- [WORK TO COMPLETE]: Give all the lines below again, exactly, with no pictures.

-- BEGIN RECORDS --

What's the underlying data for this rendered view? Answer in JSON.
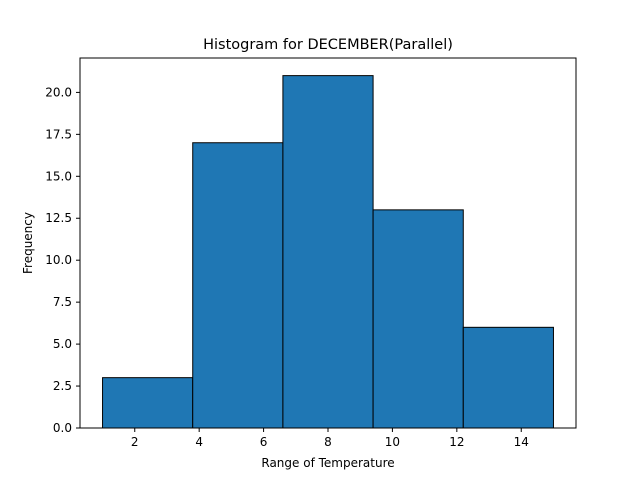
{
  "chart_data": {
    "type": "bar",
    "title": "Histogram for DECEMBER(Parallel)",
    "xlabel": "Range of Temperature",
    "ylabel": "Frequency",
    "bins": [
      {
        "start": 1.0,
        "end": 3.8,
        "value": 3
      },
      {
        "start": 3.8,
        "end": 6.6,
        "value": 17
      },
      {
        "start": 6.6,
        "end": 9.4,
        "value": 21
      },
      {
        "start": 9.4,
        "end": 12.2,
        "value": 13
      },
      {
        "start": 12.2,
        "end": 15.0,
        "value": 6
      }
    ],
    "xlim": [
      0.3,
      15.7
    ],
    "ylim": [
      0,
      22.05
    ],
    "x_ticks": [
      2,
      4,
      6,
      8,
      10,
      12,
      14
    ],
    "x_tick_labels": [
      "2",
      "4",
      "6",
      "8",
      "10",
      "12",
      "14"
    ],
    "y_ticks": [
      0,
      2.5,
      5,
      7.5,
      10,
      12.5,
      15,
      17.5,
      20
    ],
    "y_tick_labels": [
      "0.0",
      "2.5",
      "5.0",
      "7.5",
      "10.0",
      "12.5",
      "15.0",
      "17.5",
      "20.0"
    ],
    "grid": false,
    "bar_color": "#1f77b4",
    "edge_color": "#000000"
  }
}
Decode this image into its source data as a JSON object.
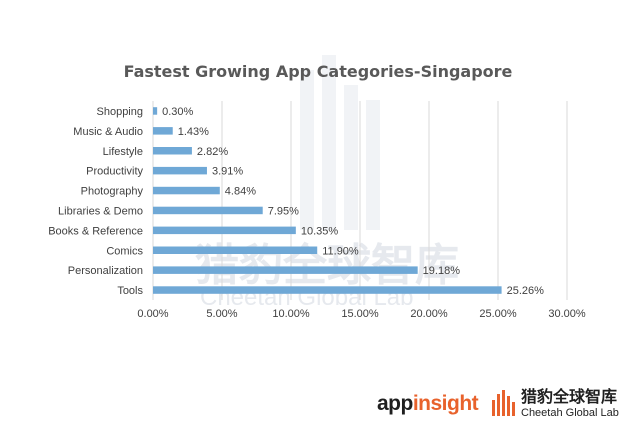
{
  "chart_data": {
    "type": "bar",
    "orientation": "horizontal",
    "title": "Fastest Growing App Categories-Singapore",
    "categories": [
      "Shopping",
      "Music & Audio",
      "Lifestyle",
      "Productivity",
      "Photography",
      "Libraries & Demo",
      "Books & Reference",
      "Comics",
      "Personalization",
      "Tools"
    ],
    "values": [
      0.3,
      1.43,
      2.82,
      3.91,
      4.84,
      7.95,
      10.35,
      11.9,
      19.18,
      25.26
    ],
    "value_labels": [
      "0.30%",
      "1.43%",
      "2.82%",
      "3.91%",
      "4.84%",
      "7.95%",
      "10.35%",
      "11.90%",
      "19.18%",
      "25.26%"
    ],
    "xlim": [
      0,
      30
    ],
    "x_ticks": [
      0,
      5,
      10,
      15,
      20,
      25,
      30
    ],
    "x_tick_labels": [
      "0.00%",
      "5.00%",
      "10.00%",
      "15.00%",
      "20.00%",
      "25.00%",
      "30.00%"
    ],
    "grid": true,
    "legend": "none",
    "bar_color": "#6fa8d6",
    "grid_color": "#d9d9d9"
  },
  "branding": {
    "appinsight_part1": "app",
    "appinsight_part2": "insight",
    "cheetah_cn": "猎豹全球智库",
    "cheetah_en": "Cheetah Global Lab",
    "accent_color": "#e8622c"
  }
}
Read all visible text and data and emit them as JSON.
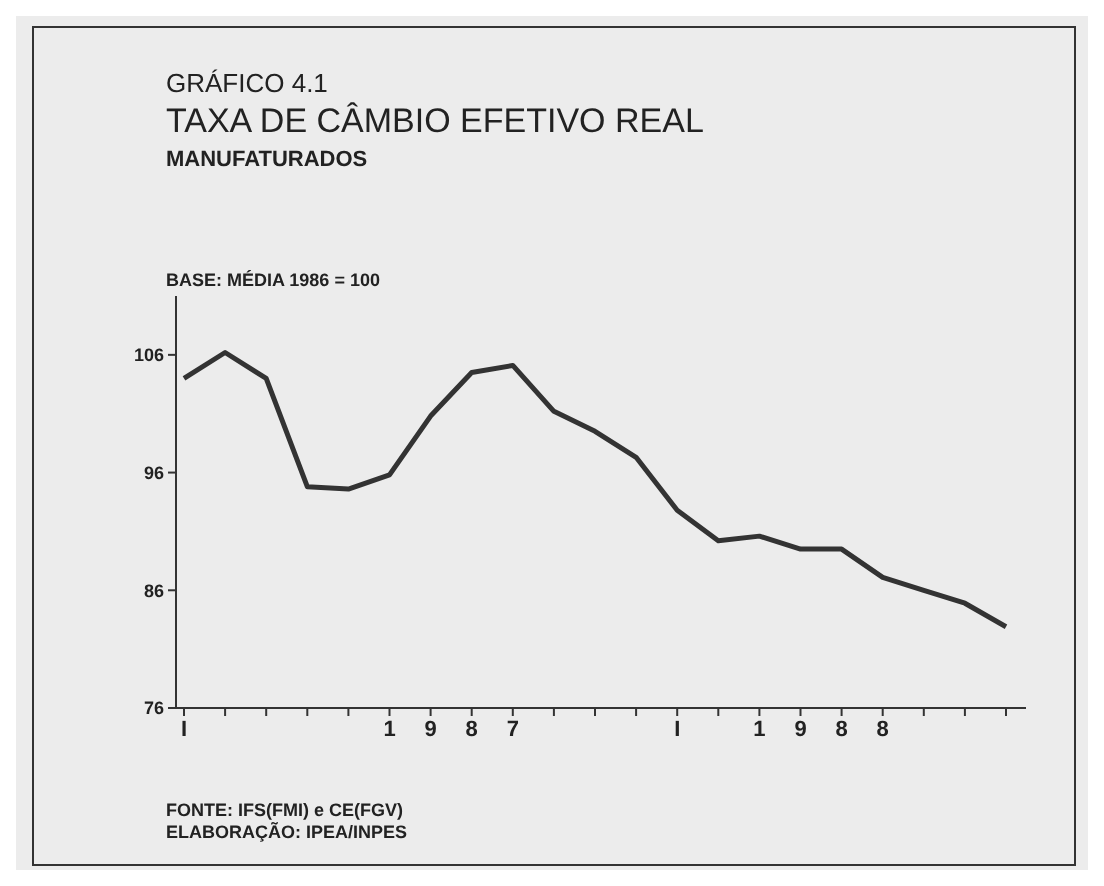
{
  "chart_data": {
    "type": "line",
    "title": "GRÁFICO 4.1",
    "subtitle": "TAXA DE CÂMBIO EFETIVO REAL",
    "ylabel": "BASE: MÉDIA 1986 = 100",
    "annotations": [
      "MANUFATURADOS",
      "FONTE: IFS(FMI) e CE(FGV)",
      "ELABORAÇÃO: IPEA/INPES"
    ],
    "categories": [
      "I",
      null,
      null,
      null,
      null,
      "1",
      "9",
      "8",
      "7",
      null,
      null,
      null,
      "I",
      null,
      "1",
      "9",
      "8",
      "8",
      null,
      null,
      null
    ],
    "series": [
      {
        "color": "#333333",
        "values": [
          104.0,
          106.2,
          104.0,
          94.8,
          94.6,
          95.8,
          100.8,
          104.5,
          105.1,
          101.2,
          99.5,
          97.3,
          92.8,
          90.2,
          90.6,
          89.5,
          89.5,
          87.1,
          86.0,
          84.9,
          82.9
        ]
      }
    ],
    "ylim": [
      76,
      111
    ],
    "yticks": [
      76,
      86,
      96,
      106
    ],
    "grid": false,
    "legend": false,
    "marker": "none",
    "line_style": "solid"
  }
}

-- END RECORDS --

- [COMPLETED EXERCISE]:
What's the underlying data for this rendered view? Answer in JSON.
{
  "chart_data": {
    "type": "bar",
    "title": "Histogram for DECEMBER(Parallel)",
    "xlabel": "Range of Temperature",
    "ylabel": "Frequency",
    "bins": [
      {
        "start": 1.0,
        "end": 3.8,
        "value": 3
      },
      {
        "start": 3.8,
        "end": 6.6,
        "value": 17
      },
      {
        "start": 6.6,
        "end": 9.4,
        "value": 21
      },
      {
        "start": 9.4,
        "end": 12.2,
        "value": 13
      },
      {
        "start": 12.2,
        "end": 15.0,
        "value": 6
      }
    ],
    "xlim": [
      0.3,
      15.7
    ],
    "ylim": [
      0,
      22.05
    ],
    "x_ticks": [
      2,
      4,
      6,
      8,
      10,
      12,
      14
    ],
    "x_tick_labels": [
      "2",
      "4",
      "6",
      "8",
      "10",
      "12",
      "14"
    ],
    "y_ticks": [
      0,
      2.5,
      5,
      7.5,
      10,
      12.5,
      15,
      17.5,
      20
    ],
    "y_tick_labels": [
      "0.0",
      "2.5",
      "5.0",
      "7.5",
      "10.0",
      "12.5",
      "15.0",
      "17.5",
      "20.0"
    ],
    "grid": false,
    "bar_color": "#1f77b4",
    "edge_color": "#000000"
  }
}
Decode this image into its source data as a JSON object.
{
  "chart_data": {
    "type": "bar",
    "orientation": "horizontal",
    "title": "Fastest Growing App Categories-Singapore",
    "categories": [
      "Shopping",
      "Music & Audio",
      "Lifestyle",
      "Productivity",
      "Photography",
      "Libraries & Demo",
      "Books & Reference",
      "Comics",
      "Personalization",
      "Tools"
    ],
    "values": [
      0.3,
      1.43,
      2.82,
      3.91,
      4.84,
      7.95,
      10.35,
      11.9,
      19.18,
      25.26
    ],
    "value_labels": [
      "0.30%",
      "1.43%",
      "2.82%",
      "3.91%",
      "4.84%",
      "7.95%",
      "10.35%",
      "11.90%",
      "19.18%",
      "25.26%"
    ],
    "xlim": [
      0,
      30
    ],
    "x_ticks": [
      0,
      5,
      10,
      15,
      20,
      25,
      30
    ],
    "x_tick_labels": [
      "0.00%",
      "5.00%",
      "10.00%",
      "15.00%",
      "20.00%",
      "25.00%",
      "30.00%"
    ],
    "grid": true,
    "legend": "none",
    "bar_color": "#6fa8d6",
    "grid_color": "#d9d9d9"
  },
  "branding": {
    "appinsight_part1": "app",
    "appinsight_part2": "insight",
    "cheetah_cn": "猎豹全球智库",
    "cheetah_en": "Cheetah Global Lab",
    "accent_color": "#e8622c"
  }
}
Read all visible text and data and emit them as JSON.
{
  "chart_data": {
    "type": "line",
    "title": "GRÁFICO 4.1",
    "subtitle": "TAXA DE CÂMBIO EFETIVO REAL",
    "ylabel": "BASE: MÉDIA 1986 = 100",
    "annotations": [
      "MANUFATURADOS",
      "FONTE: IFS(FMI) e CE(FGV)",
      "ELABORAÇÃO: IPEA/INPES"
    ],
    "categories": [
      "I",
      null,
      null,
      null,
      null,
      "1",
      "9",
      "8",
      "7",
      null,
      null,
      null,
      "I",
      null,
      "1",
      "9",
      "8",
      "8",
      null,
      null,
      null
    ],
    "series": [
      {
        "color": "#333333",
        "values": [
          104.0,
          106.2,
          104.0,
          94.8,
          94.6,
          95.8,
          100.8,
          104.5,
          105.1,
          101.2,
          99.5,
          97.3,
          92.8,
          90.2,
          90.6,
          89.5,
          89.5,
          87.1,
          86.0,
          84.9,
          82.9
        ]
      }
    ],
    "ylim": [
      76,
      111
    ],
    "yticks": [
      76,
      86,
      96,
      106
    ],
    "grid": false,
    "legend": false,
    "marker": "none",
    "line_style": "solid"
  }
}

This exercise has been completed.